● **Material provided**:

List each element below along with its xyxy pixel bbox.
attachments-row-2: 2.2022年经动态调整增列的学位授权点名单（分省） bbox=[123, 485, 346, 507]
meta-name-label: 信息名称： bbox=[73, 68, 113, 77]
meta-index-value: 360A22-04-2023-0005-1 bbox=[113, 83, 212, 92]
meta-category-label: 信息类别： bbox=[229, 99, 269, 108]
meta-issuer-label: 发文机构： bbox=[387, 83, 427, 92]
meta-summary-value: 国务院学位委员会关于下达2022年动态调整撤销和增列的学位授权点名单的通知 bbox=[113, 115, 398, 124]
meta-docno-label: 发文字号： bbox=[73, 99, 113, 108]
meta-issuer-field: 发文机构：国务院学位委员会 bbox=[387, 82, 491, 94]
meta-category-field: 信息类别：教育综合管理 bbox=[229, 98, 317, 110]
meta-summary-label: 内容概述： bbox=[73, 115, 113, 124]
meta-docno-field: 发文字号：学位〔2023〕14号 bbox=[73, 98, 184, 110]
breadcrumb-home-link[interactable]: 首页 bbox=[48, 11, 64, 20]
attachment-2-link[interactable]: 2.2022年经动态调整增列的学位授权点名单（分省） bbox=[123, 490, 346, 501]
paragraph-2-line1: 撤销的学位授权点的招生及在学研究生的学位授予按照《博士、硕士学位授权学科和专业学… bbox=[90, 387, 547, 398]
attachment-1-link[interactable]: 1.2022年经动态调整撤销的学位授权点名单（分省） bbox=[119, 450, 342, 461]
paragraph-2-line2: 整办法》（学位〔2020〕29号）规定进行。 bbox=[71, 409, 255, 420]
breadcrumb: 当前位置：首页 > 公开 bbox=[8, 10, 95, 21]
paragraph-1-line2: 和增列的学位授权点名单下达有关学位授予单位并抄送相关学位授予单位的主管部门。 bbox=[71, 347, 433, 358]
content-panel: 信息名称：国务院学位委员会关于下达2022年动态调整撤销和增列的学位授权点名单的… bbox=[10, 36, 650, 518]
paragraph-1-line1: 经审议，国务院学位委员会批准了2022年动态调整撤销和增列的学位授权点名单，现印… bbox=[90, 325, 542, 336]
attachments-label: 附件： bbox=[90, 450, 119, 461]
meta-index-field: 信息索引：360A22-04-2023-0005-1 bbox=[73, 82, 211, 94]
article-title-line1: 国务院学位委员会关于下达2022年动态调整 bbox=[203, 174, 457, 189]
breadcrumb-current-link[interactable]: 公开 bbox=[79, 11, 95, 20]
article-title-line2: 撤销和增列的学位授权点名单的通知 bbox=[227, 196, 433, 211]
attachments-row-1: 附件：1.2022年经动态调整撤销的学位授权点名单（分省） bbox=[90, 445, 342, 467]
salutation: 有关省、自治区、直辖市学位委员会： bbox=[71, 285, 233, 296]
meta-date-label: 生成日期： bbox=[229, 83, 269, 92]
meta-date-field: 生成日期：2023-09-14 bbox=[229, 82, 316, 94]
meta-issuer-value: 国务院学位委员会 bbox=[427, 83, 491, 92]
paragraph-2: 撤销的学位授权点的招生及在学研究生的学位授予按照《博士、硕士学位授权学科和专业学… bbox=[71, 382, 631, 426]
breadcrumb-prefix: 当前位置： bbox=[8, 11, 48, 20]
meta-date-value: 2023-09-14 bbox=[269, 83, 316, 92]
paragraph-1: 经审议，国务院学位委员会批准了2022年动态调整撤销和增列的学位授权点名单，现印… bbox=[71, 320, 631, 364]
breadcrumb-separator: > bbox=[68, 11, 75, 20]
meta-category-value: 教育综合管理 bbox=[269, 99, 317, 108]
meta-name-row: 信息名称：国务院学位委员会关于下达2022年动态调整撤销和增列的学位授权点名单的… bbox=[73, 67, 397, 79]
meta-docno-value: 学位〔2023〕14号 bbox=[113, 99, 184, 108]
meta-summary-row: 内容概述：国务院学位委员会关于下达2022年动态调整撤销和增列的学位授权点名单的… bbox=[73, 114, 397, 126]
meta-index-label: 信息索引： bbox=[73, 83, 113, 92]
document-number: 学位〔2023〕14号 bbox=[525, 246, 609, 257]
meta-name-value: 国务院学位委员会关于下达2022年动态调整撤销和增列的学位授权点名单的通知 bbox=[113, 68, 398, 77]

● **Your goal**:
Lay out every line of the item above as a JSON list of strings, one string per line, leaving out blank lines.

● **Reply to the exercise**:
[
  "List each element below along with its xyxy pixel bbox.",
  "attachments-row-2: 2.2022年经动态调整增列的学位授权点名单（分省） bbox=[123, 485, 346, 507]",
  "meta-name-label: 信息名称： bbox=[73, 68, 113, 77]",
  "meta-index-value: 360A22-04-2023-0005-1 bbox=[113, 83, 212, 92]",
  "meta-category-label: 信息类别： bbox=[229, 99, 269, 108]",
  "meta-issuer-label: 发文机构： bbox=[387, 83, 427, 92]",
  "meta-summary-value: 国务院学位委员会关于下达2022年动态调整撤销和增列的学位授权点名单的通知 bbox=[113, 115, 398, 124]",
  "meta-docno-label: 发文字号： bbox=[73, 99, 113, 108]",
  "meta-issuer-field: 发文机构：国务院学位委员会 bbox=[387, 82, 491, 94]",
  "meta-category-field: 信息类别：教育综合管理 bbox=[229, 98, 317, 110]",
  "meta-summary-label: 内容概述： bbox=[73, 115, 113, 124]",
  "meta-docno-field: 发文字号：学位〔2023〕14号 bbox=[73, 98, 184, 110]",
  "breadcrumb-home-link[interactable]: 首页 bbox=[48, 11, 64, 20]",
  "attachment-2-link[interactable]: 2.2022年经动态调整增列的学位授权点名单（分省） bbox=[123, 490, 346, 501]",
  "paragraph-2-line1: 撤销的学位授权点的招生及在学研究生的学位授予按照《博士、硕士学位授权学科和专业学… bbox=[90, 387, 547, 398]",
  "attachment-1-link[interactable]: 1.2022年经动态调整撤销的学位授权点名单（分省） bbox=[119, 450, 342, 461]",
  "paragraph-2-line2: 整办法》（学位〔2020〕29号）规定进行。 bbox=[71, 409, 255, 420]",
  "breadcrumb: 当前位置：首页 > 公开 bbox=[8, 10, 95, 21]",
  "paragraph-1-line2: 和增列的学位授权点名单下达有关学位授予单位并抄送相关学位授予单位的主管部门。 bbox=[71, 347, 433, 358]",
  "content-panel: 信息名称：国务院学位委员会关于下达2022年动态调整撤销和增列的学位授权点名单的… bbox=[10, 36, 650, 518]",
  "paragraph-1-line1: 经审议，国务院学位委员会批准了2022年动态调整撤销和增列的学位授权点名单，现印… bbox=[90, 325, 542, 336]",
  "attachments-label: 附件： bbox=[90, 450, 119, 461]",
  "meta-index-field: 信息索引：360A22-04-2023-0005-1 bbox=[73, 82, 211, 94]",
  "article-title-line1: 国务院学位委员会关于下达2022年动态调整 bbox=[203, 174, 457, 189]",
  "breadcrumb-current-link[interactable]: 公开 bbox=[79, 11, 95, 20]",
  "article-title-line2: 撤销和增列的学位授权点名单的通知 bbox=[227, 196, 433, 211]",
  "attachments-row-1: 附件：1.2022年经动态调整撤销的学位授权点名单（分省） bbox=[90, 445, 342, 467]",
  "salutation: 有关省、自治区、直辖市学位委员会： bbox=[71, 285, 233, 296]",
  "meta-date-label: 生成日期： bbox=[229, 83, 269, 92]",
  "meta-date-field: 生成日期：2023-09-14 bbox=[229, 82, 316, 94]",
  "meta-issuer-value: 国务院学位委员会 bbox=[427, 83, 491, 92]",
  "paragraph-2: 撤销的学位授权点的招生及在学研究生的学位授予按照《博士、硕士学位授权学科和专业学… bbox=[71, 382, 631, 426]",
  "breadcrumb-prefix: 当前位置： bbox=[8, 11, 48, 20]",
  "meta-date-value: 2023-09-14 bbox=[269, 83, 316, 92]",
  "paragraph-1: 经审议，国务院学位委员会批准了2022年动态调整撤销和增列的学位授权点名单，现印… bbox=[71, 320, 631, 364]",
  "breadcrumb-separator: > bbox=[68, 11, 75, 20]",
  "meta-category-value: 教育综合管理 bbox=[269, 99, 317, 108]",
  "meta-name-row: 信息名称：国务院学位委员会关于下达2022年动态调整撤销和增列的学位授权点名单的… bbox=[73, 67, 397, 79]",
  "meta-docno-value: 学位〔2023〕14号 bbox=[113, 99, 184, 108]",
  "meta-summary-row: 内容概述：国务院学位委员会关于下达2022年动态调整撤销和增列的学位授权点名单的… bbox=[73, 114, 397, 126]",
  "meta-index-label: 信息索引： bbox=[73, 83, 113, 92]",
  "document-number: 学位〔2023〕14号 bbox=[525, 246, 609, 257]",
  "meta-name-value: 国务院学位委员会关于下达2022年动态调整撤销和增列的学位授权点名单的通知 bbox=[113, 68, 398, 77]"
]